*Task statement*
Pull out every line below that contains the word "have".

[Data excerpts]
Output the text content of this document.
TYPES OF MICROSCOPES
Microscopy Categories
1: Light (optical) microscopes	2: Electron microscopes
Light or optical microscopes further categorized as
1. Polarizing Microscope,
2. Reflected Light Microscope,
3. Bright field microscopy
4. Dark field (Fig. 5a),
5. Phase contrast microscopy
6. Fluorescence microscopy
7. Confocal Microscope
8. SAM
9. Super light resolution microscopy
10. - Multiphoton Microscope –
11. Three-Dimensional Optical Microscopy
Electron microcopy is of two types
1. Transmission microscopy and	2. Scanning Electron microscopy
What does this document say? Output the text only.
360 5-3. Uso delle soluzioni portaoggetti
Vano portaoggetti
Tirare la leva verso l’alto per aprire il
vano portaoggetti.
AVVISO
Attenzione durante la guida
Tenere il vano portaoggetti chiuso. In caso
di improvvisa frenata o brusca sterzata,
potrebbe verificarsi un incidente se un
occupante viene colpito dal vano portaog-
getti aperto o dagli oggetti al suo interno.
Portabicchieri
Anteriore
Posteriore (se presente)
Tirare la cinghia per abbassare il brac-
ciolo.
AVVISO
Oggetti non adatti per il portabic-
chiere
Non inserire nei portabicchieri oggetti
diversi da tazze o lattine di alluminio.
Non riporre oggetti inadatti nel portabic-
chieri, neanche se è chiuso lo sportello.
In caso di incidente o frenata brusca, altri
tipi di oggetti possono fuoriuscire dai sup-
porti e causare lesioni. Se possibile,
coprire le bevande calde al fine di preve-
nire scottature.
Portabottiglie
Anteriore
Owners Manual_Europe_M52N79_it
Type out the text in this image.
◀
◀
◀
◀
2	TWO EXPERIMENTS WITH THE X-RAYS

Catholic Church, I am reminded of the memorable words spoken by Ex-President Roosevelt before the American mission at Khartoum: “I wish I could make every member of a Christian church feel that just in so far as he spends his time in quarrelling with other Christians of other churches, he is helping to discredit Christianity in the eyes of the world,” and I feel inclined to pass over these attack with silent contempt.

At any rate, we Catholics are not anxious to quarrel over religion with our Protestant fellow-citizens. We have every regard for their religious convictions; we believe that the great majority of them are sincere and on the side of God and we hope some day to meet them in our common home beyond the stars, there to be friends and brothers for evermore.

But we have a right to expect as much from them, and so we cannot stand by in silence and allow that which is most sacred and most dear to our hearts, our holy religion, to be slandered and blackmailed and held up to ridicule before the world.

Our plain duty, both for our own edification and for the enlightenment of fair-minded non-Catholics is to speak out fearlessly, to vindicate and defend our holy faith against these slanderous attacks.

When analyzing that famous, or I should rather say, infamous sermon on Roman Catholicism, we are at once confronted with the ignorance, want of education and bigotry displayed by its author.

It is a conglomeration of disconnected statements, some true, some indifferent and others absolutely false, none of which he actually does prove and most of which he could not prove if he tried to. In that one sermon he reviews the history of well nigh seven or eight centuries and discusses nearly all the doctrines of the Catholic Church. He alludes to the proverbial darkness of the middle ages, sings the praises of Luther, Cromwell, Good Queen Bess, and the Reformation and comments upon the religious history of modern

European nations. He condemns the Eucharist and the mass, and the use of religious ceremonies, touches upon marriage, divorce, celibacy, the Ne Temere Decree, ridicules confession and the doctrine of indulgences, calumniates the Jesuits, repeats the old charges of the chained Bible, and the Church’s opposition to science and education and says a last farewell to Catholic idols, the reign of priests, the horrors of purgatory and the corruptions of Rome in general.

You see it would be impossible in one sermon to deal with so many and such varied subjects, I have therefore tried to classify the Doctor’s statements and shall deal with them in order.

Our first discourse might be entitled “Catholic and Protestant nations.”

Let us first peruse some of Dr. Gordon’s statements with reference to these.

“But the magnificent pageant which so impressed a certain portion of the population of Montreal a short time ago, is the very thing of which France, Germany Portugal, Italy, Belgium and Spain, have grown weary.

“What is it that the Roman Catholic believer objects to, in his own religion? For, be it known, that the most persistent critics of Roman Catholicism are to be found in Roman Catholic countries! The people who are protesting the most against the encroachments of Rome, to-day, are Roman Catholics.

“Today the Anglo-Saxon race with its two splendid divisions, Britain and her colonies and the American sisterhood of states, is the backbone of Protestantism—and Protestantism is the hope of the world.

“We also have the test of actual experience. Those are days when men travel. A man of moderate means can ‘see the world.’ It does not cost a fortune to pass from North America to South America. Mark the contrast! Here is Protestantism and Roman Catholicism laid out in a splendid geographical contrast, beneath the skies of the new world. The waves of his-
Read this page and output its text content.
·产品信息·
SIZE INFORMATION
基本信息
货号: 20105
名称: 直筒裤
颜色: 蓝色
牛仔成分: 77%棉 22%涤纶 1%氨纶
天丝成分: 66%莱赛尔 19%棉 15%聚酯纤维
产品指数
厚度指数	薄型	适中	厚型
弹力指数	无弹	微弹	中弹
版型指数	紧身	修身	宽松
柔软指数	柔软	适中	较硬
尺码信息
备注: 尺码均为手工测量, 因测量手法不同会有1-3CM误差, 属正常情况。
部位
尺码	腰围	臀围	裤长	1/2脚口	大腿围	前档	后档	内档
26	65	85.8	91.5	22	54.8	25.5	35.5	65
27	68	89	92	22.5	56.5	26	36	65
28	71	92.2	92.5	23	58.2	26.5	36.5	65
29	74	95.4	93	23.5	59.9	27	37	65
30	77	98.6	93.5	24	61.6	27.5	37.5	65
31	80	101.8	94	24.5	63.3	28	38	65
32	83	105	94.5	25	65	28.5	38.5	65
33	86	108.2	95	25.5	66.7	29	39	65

*Answer for the task*
At any rate, we Catholics are not anxious to quarrel over religion with our Protestant fellow-citizens. We have every regard for their religious convictions; we believe that the great majority of them are sincere and on the side of God and we hope some day to meet them in our common home beyond the stars, there to be friends and brothers for evermore.
But we have a right to expect as much from them, and so we cannot stand by in silence and allow that which is most sacred and most dear to our hearts, our holy religion, to be slandered and blackmailed and held up to ridicule before the world.
You see it would be impossible in one sermon to deal with so many and such varied subjects, I have therefore tried to classify the Doctor’s statements and shall deal with them in order.
“But the magnificent pageant which so impressed a certain portion of the population of Montreal a short time ago, is the very thing of which France, Germany Portugal, Italy, Belgium and Spain, have grown weary.
“We also have the test of actual experience. Those are days when men travel. A man of moderate means can ‘see the world.’ It does not cost a fortune to pass from North America to South America. Mark the contrast! Here is Protestantism and Roman Catholicism laid out in a splendid geographical contrast, beneath the skies of the new world. The waves of his-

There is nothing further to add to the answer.